- [PROBLEM]
Below is the data. Give it again, complete and exact.

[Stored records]
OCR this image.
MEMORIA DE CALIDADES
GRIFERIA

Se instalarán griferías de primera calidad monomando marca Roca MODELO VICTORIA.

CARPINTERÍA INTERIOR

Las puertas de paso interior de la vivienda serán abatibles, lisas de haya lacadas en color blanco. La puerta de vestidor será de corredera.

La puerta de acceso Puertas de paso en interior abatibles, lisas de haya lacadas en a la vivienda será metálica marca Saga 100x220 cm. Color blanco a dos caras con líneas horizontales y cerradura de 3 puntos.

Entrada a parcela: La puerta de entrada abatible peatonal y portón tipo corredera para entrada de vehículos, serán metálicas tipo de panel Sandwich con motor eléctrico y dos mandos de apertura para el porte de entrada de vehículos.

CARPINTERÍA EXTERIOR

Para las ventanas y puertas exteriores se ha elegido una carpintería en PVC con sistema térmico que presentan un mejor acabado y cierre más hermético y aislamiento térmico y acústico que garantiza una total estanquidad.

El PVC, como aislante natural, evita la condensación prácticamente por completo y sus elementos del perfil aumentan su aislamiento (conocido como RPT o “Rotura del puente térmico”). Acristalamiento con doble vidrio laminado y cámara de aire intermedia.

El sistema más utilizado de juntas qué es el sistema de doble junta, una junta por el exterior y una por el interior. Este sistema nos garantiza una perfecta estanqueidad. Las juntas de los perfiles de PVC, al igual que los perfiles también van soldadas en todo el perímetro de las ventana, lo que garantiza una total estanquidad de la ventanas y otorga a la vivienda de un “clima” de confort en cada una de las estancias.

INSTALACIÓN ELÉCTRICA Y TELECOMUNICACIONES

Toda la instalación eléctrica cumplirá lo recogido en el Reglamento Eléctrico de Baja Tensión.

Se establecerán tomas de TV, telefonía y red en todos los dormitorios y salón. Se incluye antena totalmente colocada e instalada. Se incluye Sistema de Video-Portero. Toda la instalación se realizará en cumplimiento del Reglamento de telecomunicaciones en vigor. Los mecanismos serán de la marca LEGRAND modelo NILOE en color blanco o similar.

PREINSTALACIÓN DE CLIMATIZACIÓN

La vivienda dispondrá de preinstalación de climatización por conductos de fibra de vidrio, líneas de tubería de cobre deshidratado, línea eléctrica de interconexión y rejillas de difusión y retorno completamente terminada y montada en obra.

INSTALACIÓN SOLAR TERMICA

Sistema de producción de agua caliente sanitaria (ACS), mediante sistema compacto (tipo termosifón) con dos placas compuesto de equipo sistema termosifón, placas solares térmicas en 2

- [SOLUTION FOR THIS PROBLEM]
OCR this image.
MEMORIA DE CALIDADES
GRIFERIA

Se instalarán griferías de primera calidad monomando marca Roca MODELO VICTORIA.

CARPINTERÍA INTERIOR

Las puertas de paso interior de la vivienda serán abatibles, lisas de haya lacadas en color blanco. La puerta de vestidor será de corredera.

La puerta de acceso Puertas de paso en interior abatibles, lisas de haya lacadas en a la vivienda será metálica marca Saga 100x220 cm. Color blanco a dos caras con líneas horizontales y cerradura de 3 puntos.

Entrada a parcela: La puerta de entrada abatible peatonal y portón tipo corredera para entrada de vehículos, serán metálicas tipo de panel Sandwich con motor eléctrico y dos mandos de apertura para el porte de entrada de vehículos.

CARPINTERÍA EXTERIOR

Para las ventanas y puertas exteriores se ha elegido una carpintería en PVC con sistema térmico que presentan un mejor acabado y cierre más hermético y aislamiento térmico y acústico que garantiza una total estanquidad.

El PVC, como aislante natural, evita la condensación prácticamente por completo y sus elementos del perfil aumentan su aislamiento (conocido como RPT o “Rotura del puente térmico”). Acristalamiento con doble vidrio laminado y cámara de aire intermedia.

El sistema más utilizado de juntas qué es el sistema de doble junta, una junta por el exterior y una por el interior. Este sistema nos garantiza una perfecta estanqueidad. Las juntas de los perfiles de PVC, al igual que los perfiles también van soldadas en todo el perímetro de las ventana, lo que garantiza una total estanquidad de la ventanas y otorga a la vivienda de un “clima” de confort en cada una de las estancias.

INSTALACIÓN ELÉCTRICA Y TELECOMUNICACIONES

Toda la instalación eléctrica cumplirá lo recogido en el Reglamento Eléctrico de Baja Tensión.

Se establecerán tomas de TV, telefonía y red en todos los dormitorios y salón. Se incluye antena totalmente colocada e instalada. Se incluye Sistema de Video-Portero. Toda la instalación se realizará en cumplimiento del Reglamento de telecomunicaciones en vigor. Los mecanismos serán de la marca LEGRAND modelo NILOE en color blanco o similar.

PREINSTALACIÓN DE CLIMATIZACIÓN

La vivienda dispondrá de preinstalación de climatización por conductos de fibra de vidrio, líneas de tubería de cobre deshidratado, línea eléctrica de interconexión y rejillas de difusión y retorno completamente terminada y montada en obra.

INSTALACIÓN SOLAR TERMICA

Sistema de producción de agua caliente sanitaria (ACS), mediante sistema compacto (tipo termosifón) con dos placas compuesto de equipo sistema termosifón, placas solares térmicas en 2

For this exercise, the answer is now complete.